Print the records below exactly as they appear.

• PROVIDED INFORMATION:
########

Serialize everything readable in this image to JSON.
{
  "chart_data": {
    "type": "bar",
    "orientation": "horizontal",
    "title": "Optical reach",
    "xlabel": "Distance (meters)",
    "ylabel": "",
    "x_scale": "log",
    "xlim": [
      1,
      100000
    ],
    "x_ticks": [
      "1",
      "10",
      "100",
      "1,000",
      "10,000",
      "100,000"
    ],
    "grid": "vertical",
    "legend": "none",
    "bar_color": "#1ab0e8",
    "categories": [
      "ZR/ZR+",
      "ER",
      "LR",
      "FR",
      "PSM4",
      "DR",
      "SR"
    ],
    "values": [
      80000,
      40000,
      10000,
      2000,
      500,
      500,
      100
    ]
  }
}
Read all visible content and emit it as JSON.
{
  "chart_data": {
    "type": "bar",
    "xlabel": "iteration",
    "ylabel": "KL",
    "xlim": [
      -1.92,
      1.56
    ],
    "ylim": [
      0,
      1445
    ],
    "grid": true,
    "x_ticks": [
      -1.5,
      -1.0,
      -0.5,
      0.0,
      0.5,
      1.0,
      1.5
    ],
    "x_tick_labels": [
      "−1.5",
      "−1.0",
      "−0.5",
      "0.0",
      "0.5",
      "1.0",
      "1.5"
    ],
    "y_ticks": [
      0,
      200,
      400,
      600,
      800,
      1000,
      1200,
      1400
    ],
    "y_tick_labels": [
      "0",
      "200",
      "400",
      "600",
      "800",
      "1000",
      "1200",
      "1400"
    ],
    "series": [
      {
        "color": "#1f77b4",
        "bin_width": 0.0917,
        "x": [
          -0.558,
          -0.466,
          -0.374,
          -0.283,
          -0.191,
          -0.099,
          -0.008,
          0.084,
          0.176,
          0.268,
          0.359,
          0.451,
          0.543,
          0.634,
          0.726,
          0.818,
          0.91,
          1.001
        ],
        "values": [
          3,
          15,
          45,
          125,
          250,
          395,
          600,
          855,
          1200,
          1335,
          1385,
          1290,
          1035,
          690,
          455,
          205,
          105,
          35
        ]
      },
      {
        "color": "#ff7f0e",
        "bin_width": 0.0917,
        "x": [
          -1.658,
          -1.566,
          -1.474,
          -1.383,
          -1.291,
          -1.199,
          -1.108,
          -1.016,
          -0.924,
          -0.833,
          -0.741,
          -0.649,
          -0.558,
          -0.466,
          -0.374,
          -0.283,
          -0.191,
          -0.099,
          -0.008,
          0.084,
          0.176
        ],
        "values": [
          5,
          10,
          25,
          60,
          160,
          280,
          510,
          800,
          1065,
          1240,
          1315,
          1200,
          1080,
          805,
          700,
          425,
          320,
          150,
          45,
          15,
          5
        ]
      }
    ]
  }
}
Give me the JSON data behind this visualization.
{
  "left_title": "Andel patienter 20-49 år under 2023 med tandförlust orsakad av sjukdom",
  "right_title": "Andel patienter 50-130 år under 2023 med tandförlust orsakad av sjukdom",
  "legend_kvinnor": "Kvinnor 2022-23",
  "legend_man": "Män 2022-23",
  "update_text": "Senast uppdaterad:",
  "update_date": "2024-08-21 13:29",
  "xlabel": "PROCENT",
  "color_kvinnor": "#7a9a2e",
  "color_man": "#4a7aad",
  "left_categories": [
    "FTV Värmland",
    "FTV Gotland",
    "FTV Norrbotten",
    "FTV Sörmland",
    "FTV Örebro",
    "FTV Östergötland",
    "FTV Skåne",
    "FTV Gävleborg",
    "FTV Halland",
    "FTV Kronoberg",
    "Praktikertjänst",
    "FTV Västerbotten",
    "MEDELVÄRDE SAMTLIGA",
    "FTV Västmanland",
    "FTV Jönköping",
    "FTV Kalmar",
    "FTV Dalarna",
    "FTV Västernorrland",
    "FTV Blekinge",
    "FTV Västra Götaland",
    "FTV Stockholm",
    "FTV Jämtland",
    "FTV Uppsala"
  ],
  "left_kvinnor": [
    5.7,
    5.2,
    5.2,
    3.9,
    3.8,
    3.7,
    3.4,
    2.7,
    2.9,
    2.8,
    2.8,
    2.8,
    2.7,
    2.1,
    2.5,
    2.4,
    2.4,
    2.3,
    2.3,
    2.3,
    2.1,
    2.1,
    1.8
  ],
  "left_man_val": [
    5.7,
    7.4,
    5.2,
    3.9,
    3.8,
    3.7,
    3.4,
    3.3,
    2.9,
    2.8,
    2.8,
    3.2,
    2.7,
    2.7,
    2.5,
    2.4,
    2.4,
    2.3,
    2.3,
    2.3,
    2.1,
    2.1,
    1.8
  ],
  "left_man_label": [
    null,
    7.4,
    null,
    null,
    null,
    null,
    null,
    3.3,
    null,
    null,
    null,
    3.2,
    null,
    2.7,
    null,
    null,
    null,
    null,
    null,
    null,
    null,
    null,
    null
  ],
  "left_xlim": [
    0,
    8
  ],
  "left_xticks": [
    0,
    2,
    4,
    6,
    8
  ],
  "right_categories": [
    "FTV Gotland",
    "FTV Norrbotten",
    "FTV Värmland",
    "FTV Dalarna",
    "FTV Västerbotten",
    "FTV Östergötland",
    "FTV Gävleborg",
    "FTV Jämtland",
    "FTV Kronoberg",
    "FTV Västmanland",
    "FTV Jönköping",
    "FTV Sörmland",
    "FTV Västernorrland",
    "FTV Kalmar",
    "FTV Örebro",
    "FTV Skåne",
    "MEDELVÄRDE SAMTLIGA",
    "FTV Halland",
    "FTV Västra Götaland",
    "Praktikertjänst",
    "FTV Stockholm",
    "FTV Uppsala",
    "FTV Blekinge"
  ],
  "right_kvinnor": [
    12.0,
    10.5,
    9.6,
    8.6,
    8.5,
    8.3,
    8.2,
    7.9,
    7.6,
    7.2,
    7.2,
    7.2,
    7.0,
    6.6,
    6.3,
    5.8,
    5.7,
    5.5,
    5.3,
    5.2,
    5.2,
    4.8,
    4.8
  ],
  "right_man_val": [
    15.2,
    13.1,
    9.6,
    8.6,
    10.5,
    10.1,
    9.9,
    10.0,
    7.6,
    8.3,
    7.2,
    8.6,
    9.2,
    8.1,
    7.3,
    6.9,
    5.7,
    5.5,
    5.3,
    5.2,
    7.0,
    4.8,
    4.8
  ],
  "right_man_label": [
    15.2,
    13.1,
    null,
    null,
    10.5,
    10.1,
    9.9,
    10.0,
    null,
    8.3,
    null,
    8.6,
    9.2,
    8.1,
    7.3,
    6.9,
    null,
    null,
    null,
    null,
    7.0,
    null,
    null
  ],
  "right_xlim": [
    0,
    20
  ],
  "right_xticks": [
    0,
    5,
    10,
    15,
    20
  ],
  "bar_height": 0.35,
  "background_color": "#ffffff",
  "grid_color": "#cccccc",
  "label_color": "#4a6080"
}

########

• OUTPUT FOR THIS EXERCISE:
Serialize everything readable in this image to JSON.
{
  "chart_data": {
    "type": "bar",
    "orientation": "horizontal",
    "title": "Optical reach",
    "xlabel": "Distance (meters)",
    "ylabel": "",
    "x_scale": "log",
    "xlim": [
      1,
      100000
    ],
    "x_ticks": [
      "1",
      "10",
      "100",
      "1,000",
      "10,000",
      "100,000"
    ],
    "grid": "vertical",
    "legend": "none",
    "bar_color": "#1ab0e8",
    "categories": [
      "ZR/ZR+",
      "ER",
      "LR",
      "FR",
      "PSM4",
      "DR",
      "SR"
    ],
    "values": [
      80000,
      40000,
      10000,
      2000,
      500,
      500,
      100
    ]
  }
}
Read all visible content and emit it as JSON.
{
  "chart_data": {
    "type": "bar",
    "xlabel": "iteration",
    "ylabel": "KL",
    "xlim": [
      -1.92,
      1.56
    ],
    "ylim": [
      0,
      1445
    ],
    "grid": true,
    "x_ticks": [
      -1.5,
      -1.0,
      -0.5,
      0.0,
      0.5,
      1.0,
      1.5
    ],
    "x_tick_labels": [
      "−1.5",
      "−1.0",
      "−0.5",
      "0.0",
      "0.5",
      "1.0",
      "1.5"
    ],
    "y_ticks": [
      0,
      200,
      400,
      600,
      800,
      1000,
      1200,
      1400
    ],
    "y_tick_labels": [
      "0",
      "200",
      "400",
      "600",
      "800",
      "1000",
      "1200",
      "1400"
    ],
    "series": [
      {
        "color": "#1f77b4",
        "bin_width": 0.0917,
        "x": [
          -0.558,
          -0.466,
          -0.374,
          -0.283,
          -0.191,
          -0.099,
          -0.008,
          0.084,
          0.176,
          0.268,
          0.359,
          0.451,
          0.543,
          0.634,
          0.726,
          0.818,
          0.91,
          1.001
        ],
        "values": [
          3,
          15,
          45,
          125,
          250,
          395,
          600,
          855,
          1200,
          1335,
          1385,
          1290,
          1035,
          690,
          455,
          205,
          105,
          35
        ]
      },
      {
        "color": "#ff7f0e",
        "bin_width": 0.0917,
        "x": [
          -1.658,
          -1.566,
          -1.474,
          -1.383,
          -1.291,
          -1.199,
          -1.108,
          -1.016,
          -0.924,
          -0.833,
          -0.741,
          -0.649,
          -0.558,
          -0.466,
          -0.374,
          -0.283,
          -0.191,
          -0.099,
          -0.008,
          0.084,
          0.176
        ],
        "values": [
          5,
          10,
          25,
          60,
          160,
          280,
          510,
          800,
          1065,
          1240,
          1315,
          1200,
          1080,
          805,
          700,
          425,
          320,
          150,
          45,
          15,
          5
        ]
      }
    ]
  }
}
Give me the JSON data behind this visualization.
{
  "left_title": "Andel patienter 20-49 år under 2023 med tandförlust orsakad av sjukdom",
  "right_title": "Andel patienter 50-130 år under 2023 med tandförlust orsakad av sjukdom",
  "legend_kvinnor": "Kvinnor 2022-23",
  "legend_man": "Män 2022-23",
  "update_text": "Senast uppdaterad:",
  "update_date": "2024-08-21 13:29",
  "xlabel": "PROCENT",
  "color_kvinnor": "#7a9a2e",
  "color_man": "#4a7aad",
  "left_categories": [
    "FTV Värmland",
    "FTV Gotland",
    "FTV Norrbotten",
    "FTV Sörmland",
    "FTV Örebro",
    "FTV Östergötland",
    "FTV Skåne",
    "FTV Gävleborg",
    "FTV Halland",
    "FTV Kronoberg",
    "Praktikertjänst",
    "FTV Västerbotten",
    "MEDELVÄRDE SAMTLIGA",
    "FTV Västmanland",
    "FTV Jönköping",
    "FTV Kalmar",
    "FTV Dalarna",
    "FTV Västernorrland",
    "FTV Blekinge",
    "FTV Västra Götaland",
    "FTV Stockholm",
    "FTV Jämtland",
    "FTV Uppsala"
  ],
  "left_kvinnor": [
    5.7,
    5.2,
    5.2,
    3.9,
    3.8,
    3.7,
    3.4,
    2.7,
    2.9,
    2.8,
    2.8,
    2.8,
    2.7,
    2.1,
    2.5,
    2.4,
    2.4,
    2.3,
    2.3,
    2.3,
    2.1,
    2.1,
    1.8
  ],
  "left_man_val": [
    5.7,
    7.4,
    5.2,
    3.9,
    3.8,
    3.7,
    3.4,
    3.3,
    2.9,
    2.8,
    2.8,
    3.2,
    2.7,
    2.7,
    2.5,
    2.4,
    2.4,
    2.3,
    2.3,
    2.3,
    2.1,
    2.1,
    1.8
  ],
  "left_man_label": [
    null,
    7.4,
    null,
    null,
    null,
    null,
    null,
    3.3,
    null,
    null,
    null,
    3.2,
    null,
    2.7,
    null,
    null,
    null,
    null,
    null,
    null,
    null,
    null,
    null
  ],
  "left_xlim": [
    0,
    8
  ],
  "left_xticks": [
    0,
    2,
    4,
    6,
    8
  ],
  "right_categories": [
    "FTV Gotland",
    "FTV Norrbotten",
    "FTV Värmland",
    "FTV Dalarna",
    "FTV Västerbotten",
    "FTV Östergötland",
    "FTV Gävleborg",
    "FTV Jämtland",
    "FTV Kronoberg",
    "FTV Västmanland",
    "FTV Jönköping",
    "FTV Sörmland",
    "FTV Västernorrland",
    "FTV Kalmar",
    "FTV Örebro",
    "FTV Skåne",
    "MEDELVÄRDE SAMTLIGA",
    "FTV Halland",
    "FTV Västra Götaland",
    "Praktikertjänst",
    "FTV Stockholm",
    "FTV Uppsala",
    "FTV Blekinge"
  ],
  "right_kvinnor": [
    12.0,
    10.5,
    9.6,
    8.6,
    8.5,
    8.3,
    8.2,
    7.9,
    7.6,
    7.2,
    7.2,
    7.2,
    7.0,
    6.6,
    6.3,
    5.8,
    5.7,
    5.5,
    5.3,
    5.2,
    5.2,
    4.8,
    4.8
  ],
  "right_man_val": [
    15.2,
    13.1,
    9.6,
    8.6,
    10.5,
    10.1,
    9.9,
    10.0,
    7.6,
    8.3,
    7.2,
    8.6,
    9.2,
    8.1,
    7.3,
    6.9,
    5.7,
    5.5,
    5.3,
    5.2,
    7.0,
    4.8,
    4.8
  ],
  "right_man_label": [
    15.2,
    13.1,
    null,
    null,
    10.5,
    10.1,
    9.9,
    10.0,
    null,
    8.3,
    null,
    8.6,
    9.2,
    8.1,
    7.3,
    6.9,
    null,
    null,
    null,
    null,
    7.0,
    null,
    null
  ],
  "right_xlim": [
    0,
    20
  ],
  "right_xticks": [
    0,
    5,
    10,
    15,
    20
  ],
  "bar_height": 0.35,
  "background_color": "#ffffff",
  "grid_color": "#cccccc",
  "label_color": "#4a6080"
}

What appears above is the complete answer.